DATASET RECORDS -
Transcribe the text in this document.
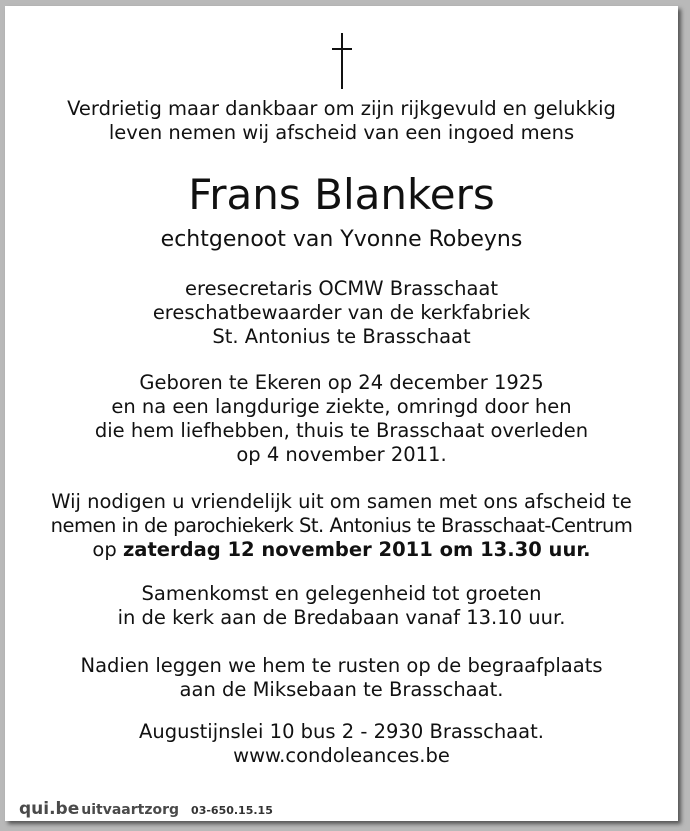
Verdrietig maar dankbaar om zijn rijkgevuld en gelukkig
leven nemen wij afscheid van een ingoed mens
Frans Blankers
echtgenoot van Yvonne Robeyns
eresecretaris OCMW Brasschaat
ereschatbewaarder van de kerkfabriek
St. Antonius te Brasschaat
Geboren te Ekeren op 24 december 1925
en na een langdurige ziekte, omringd door hen
die hem liefhebben, thuis te Brasschaat overleden
op 4 november 2011.
Wij nodigen u vriendelijk uit om samen met ons afscheid te
nemen in de parochiekerk St. Antonius te Brasschaat-Centrum
op zaterdag 12 november 2011 om 13.30 uur.
Samenkomst en gelegenheid tot groeten
in de kerk aan de Bredabaan vanaf 13.10 uur.
Nadien leggen we hem te rusten op de begraafplaats
aan de Miksebaan te Brasschaat.
Augustijnslei 10 bus 2 - 2930 Brasschaat.
www.condoleances.be
qui.be uitvaartzorg 03-650.15.15
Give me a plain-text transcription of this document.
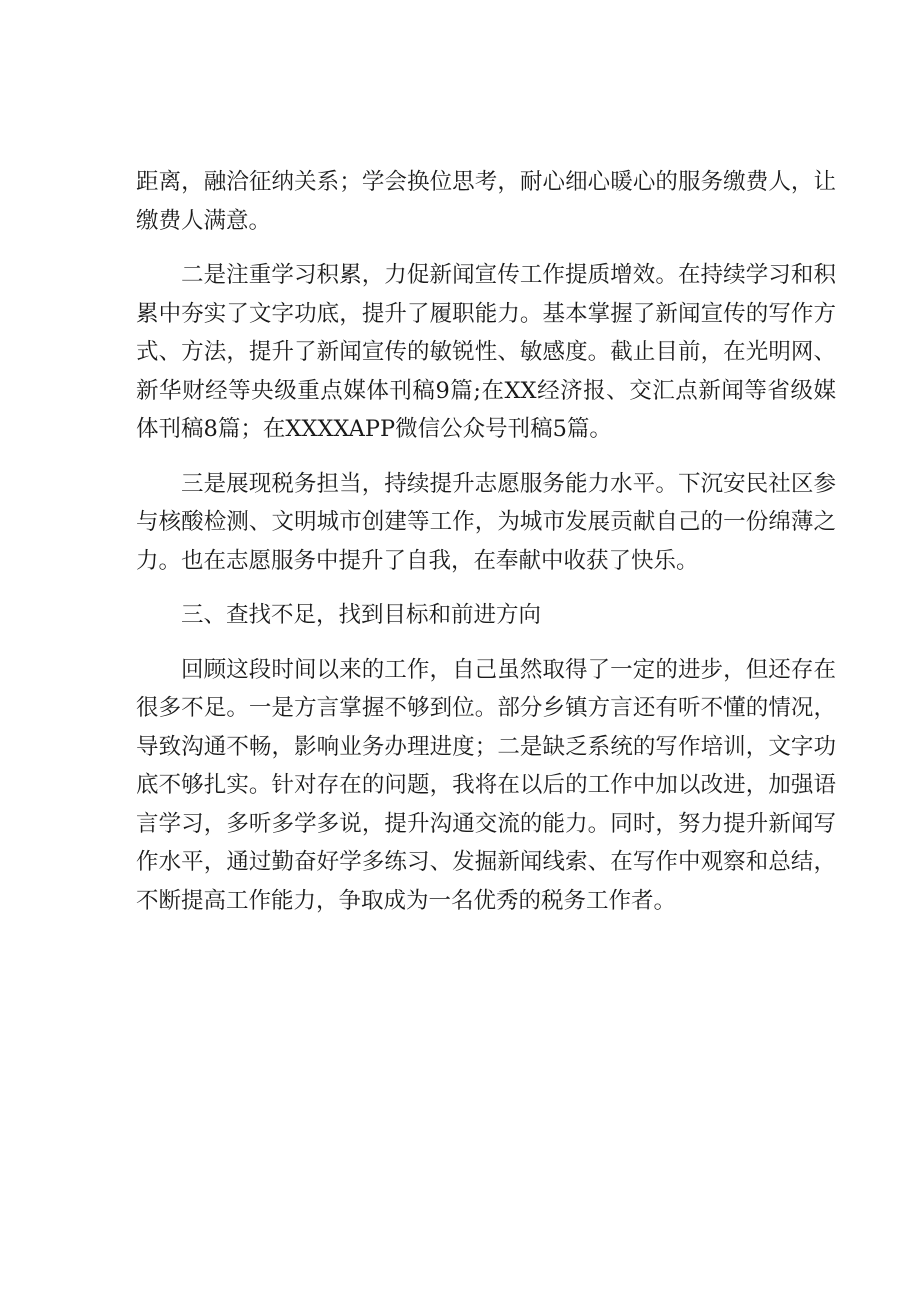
距离，融洽征纳关系；学会换位思考，耐心细心暖心的服务缴费人，让缴费人满意。

二是注重学习积累，力促新闻宣传工作提质增效。在持续学习和积累中夯实了文字功底，提升了履职能力。基本掌握了新闻宣传的写作方式、方法，提升了新闻宣传的敏锐性、敏感度。截止目前，在光明网、新华财经等央级重点媒体刊稿9篇;在XX经济报、交汇点新闻等省级媒体刊稿8篇；在XXXXAPP微信公众号刊稿5篇。

三是展现税务担当，持续提升志愿服务能力水平。下沉安民社区参与核酸检测、文明城市创建等工作，为城市发展贡献自己的一份绵薄之力。也在志愿服务中提升了自我，在奉献中收获了快乐。

三、查找不足，找到目标和前进方向

回顾这段时间以来的工作，自己虽然取得了一定的进步，但还存在很多不足。一是方言掌握不够到位。部分乡镇方言还有听不懂的情况，导致沟通不畅，影响业务办理进度；二是缺乏系统的写作培训，文字功底不够扎实。针对存在的问题，我将在以后的工作中加以改进，加强语言学习，多听多学多说，提升沟通交流的能力。同时，努力提升新闻写作水平，通过勤奋好学多练习、发掘新闻线索、在写作中观察和总结，不断提高工作能力，争取成为一名优秀的税务工作者。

TASK GOAL -
Quote the full listing above word for word; exclude every picture from the copy.

SOLVED PROBLEM -
Transcribe the text in this document.
Verdrietig maar dankbaar om zijn rijkgevuld en gelukkig
leven nemen wij afscheid van een ingoed mens
Frans Blankers
echtgenoot van Yvonne Robeyns
eresecretaris OCMW Brasschaat
ereschatbewaarder van de kerkfabriek
St. Antonius te Brasschaat
Geboren te Ekeren op 24 december 1925
en na een langdurige ziekte, omringd door hen
die hem liefhebben, thuis te Brasschaat overleden
op 4 november 2011.
Wij nodigen u vriendelijk uit om samen met ons afscheid te
nemen in de parochiekerk St. Antonius te Brasschaat-Centrum
op zaterdag 12 november 2011 om 13.30 uur.
Samenkomst en gelegenheid tot groeten
in de kerk aan de Bredabaan vanaf 13.10 uur.
Nadien leggen we hem te rusten op de begraafplaats
aan de Miksebaan te Brasschaat.
Augustijnslei 10 bus 2 - 2930 Brasschaat.
www.condoleances.be
qui.be uitvaartzorg 03-650.15.15
Give me a plain-text transcription of this document.
距离，融洽征纳关系；学会换位思考，耐心细心暖心的服务缴费人，让缴费人满意。

二是注重学习积累，力促新闻宣传工作提质增效。在持续学习和积累中夯实了文字功底，提升了履职能力。基本掌握了新闻宣传的写作方式、方法，提升了新闻宣传的敏锐性、敏感度。截止目前，在光明网、新华财经等央级重点媒体刊稿9篇;在XX经济报、交汇点新闻等省级媒体刊稿8篇；在XXXXAPP微信公众号刊稿5篇。

三是展现税务担当，持续提升志愿服务能力水平。下沉安民社区参与核酸检测、文明城市创建等工作，为城市发展贡献自己的一份绵薄之力。也在志愿服务中提升了自我，在奉献中收获了快乐。

三、查找不足，找到目标和前进方向

回顾这段时间以来的工作，自己虽然取得了一定的进步，但还存在很多不足。一是方言掌握不够到位。部分乡镇方言还有听不懂的情况，导致沟通不畅，影响业务办理进度；二是缺乏系统的写作培训，文字功底不够扎实。针对存在的问题，我将在以后的工作中加以改进，加强语言学习，多听多学多说，提升沟通交流的能力。同时，努力提升新闻写作水平，通过勤奋好学多练习、发掘新闻线索、在写作中观察和总结，不断提高工作能力，争取成为一名优秀的税务工作者。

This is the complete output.